> _EXERCISE DESCRIPTION_:
Convert every line of the listing below into a Markdown table with two columns, Row for the row number and Line for the line itself, leaving out blank lines. Omit the pictures from the table.

> _SUPPLIED RECORDS_:
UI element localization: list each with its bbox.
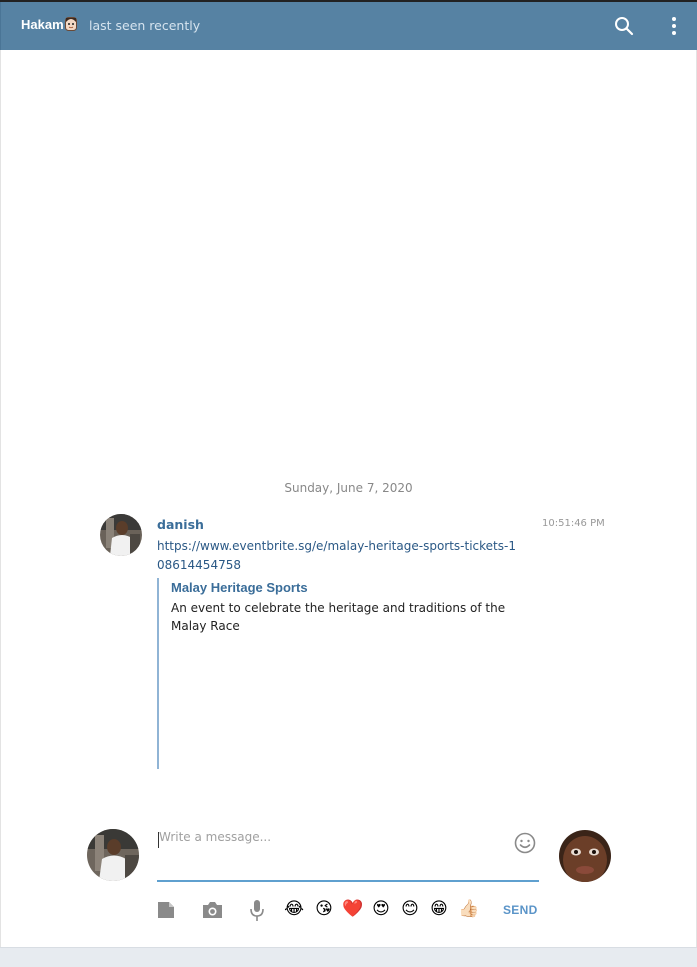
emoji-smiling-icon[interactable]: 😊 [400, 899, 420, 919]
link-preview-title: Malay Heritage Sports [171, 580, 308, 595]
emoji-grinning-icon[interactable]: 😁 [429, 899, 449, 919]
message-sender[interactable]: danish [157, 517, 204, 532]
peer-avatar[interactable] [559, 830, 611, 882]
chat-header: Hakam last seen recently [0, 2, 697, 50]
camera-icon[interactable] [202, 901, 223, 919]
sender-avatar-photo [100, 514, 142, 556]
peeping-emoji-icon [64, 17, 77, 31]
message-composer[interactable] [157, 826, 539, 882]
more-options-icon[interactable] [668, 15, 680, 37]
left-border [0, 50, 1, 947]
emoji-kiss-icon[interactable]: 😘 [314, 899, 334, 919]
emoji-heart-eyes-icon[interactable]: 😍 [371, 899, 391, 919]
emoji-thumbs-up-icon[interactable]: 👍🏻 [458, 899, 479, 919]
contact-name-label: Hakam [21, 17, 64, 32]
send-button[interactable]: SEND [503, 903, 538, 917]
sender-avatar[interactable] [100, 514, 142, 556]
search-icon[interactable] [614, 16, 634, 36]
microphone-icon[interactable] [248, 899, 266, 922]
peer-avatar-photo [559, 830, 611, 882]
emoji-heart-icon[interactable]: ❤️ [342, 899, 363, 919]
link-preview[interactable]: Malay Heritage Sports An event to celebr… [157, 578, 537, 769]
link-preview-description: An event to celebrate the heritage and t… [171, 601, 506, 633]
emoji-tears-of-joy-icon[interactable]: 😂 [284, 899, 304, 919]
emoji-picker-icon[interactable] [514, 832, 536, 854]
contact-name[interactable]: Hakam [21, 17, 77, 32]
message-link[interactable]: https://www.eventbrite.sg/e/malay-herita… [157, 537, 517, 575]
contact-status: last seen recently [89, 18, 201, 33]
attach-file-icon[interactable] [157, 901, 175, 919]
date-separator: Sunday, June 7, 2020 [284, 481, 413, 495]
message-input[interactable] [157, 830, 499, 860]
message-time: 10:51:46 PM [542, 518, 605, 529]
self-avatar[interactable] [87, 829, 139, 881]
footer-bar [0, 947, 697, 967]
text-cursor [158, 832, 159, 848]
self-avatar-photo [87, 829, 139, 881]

> _OUTPUT_:
| Row | Line |
|---|---|
| 1 | UI element localization: list each with its bbox. |
| 2 | emoji-smiling-icon[interactable]: 😊 [400, 899, 420, 919] |
| 3 | link-preview-title: Malay Heritage Sports [171, 580, 308, 595] |
| 4 | emoji-grinning-icon[interactable]: 😁 [429, 899, 449, 919] |
| 5 | message-sender[interactable]: danish [157, 517, 204, 532] |
| 6 | peer-avatar[interactable] [559, 830, 611, 882] |
| 7 | chat-header: Hakam last seen recently [0, 2, 697, 50] |
| 8 | camera-icon[interactable] [202, 901, 223, 919] |
| 9 | sender-avatar-photo [100, 514, 142, 556] |
| 10 | peeping-emoji-icon [64, 17, 77, 31] |
| 11 | message-composer[interactable] [157, 826, 539, 882] |
| 12 | more-options-icon[interactable] [668, 15, 680, 37] |
| 13 | left-border [0, 50, 1, 947] |
| 14 | emoji-kiss-icon[interactable]: 😘 [314, 899, 334, 919] |
| 15 | emoji-heart-eyes-icon[interactable]: 😍 [371, 899, 391, 919] |
| 16 | emoji-thumbs-up-icon[interactable]: 👍🏻 [458, 899, 479, 919] |
| 17 | contact-name-label: Hakam [21, 17, 64, 32] |
| 18 | send-button[interactable]: SEND [503, 903, 538, 917] |
| 19 | sender-avatar[interactable] [100, 514, 142, 556] |
| 20 | search-icon[interactable] [614, 16, 634, 36] |
| 21 | microphone-icon[interactable] [248, 899, 266, 922] |
| 22 | peer-avatar-photo [559, 830, 611, 882] |
| 23 | emoji-heart-icon[interactable]: ❤️ [342, 899, 363, 919] |
| 24 | link-preview[interactable]: Malay Heritage Sports An event to celebr… [157, 578, 537, 769] |
| 25 | link-preview-description: An event to celebrate the heritage and t… [171, 601, 506, 633] |
| 26 | emoji-tears-of-joy-icon[interactable]: 😂 [284, 899, 304, 919] |
| 27 | emoji-picker-icon[interactable] [514, 832, 536, 854] |
| 28 | contact-name[interactable]: Hakam [21, 17, 77, 32] |
| 29 | message-link[interactable]: https://www.eventbrite.sg/e/malay-herita… [157, 537, 517, 575] |
| 30 | contact-status: last seen recently [89, 18, 201, 33] |
| 31 | attach-file-icon[interactable] [157, 901, 175, 919] |
| 32 | date-separator: Sunday, June 7, 2020 [284, 481, 413, 495] |
| 33 | message-input[interactable] [157, 830, 499, 860] |
| 34 | message-time: 10:51:46 PM [542, 518, 605, 529] |
| 35 | self-avatar[interactable] [87, 829, 139, 881] |
| 36 | footer-bar [0, 947, 697, 967] |
| 37 | text-cursor [158, 832, 159, 848] |
| 38 | self-avatar-photo [87, 829, 139, 881] |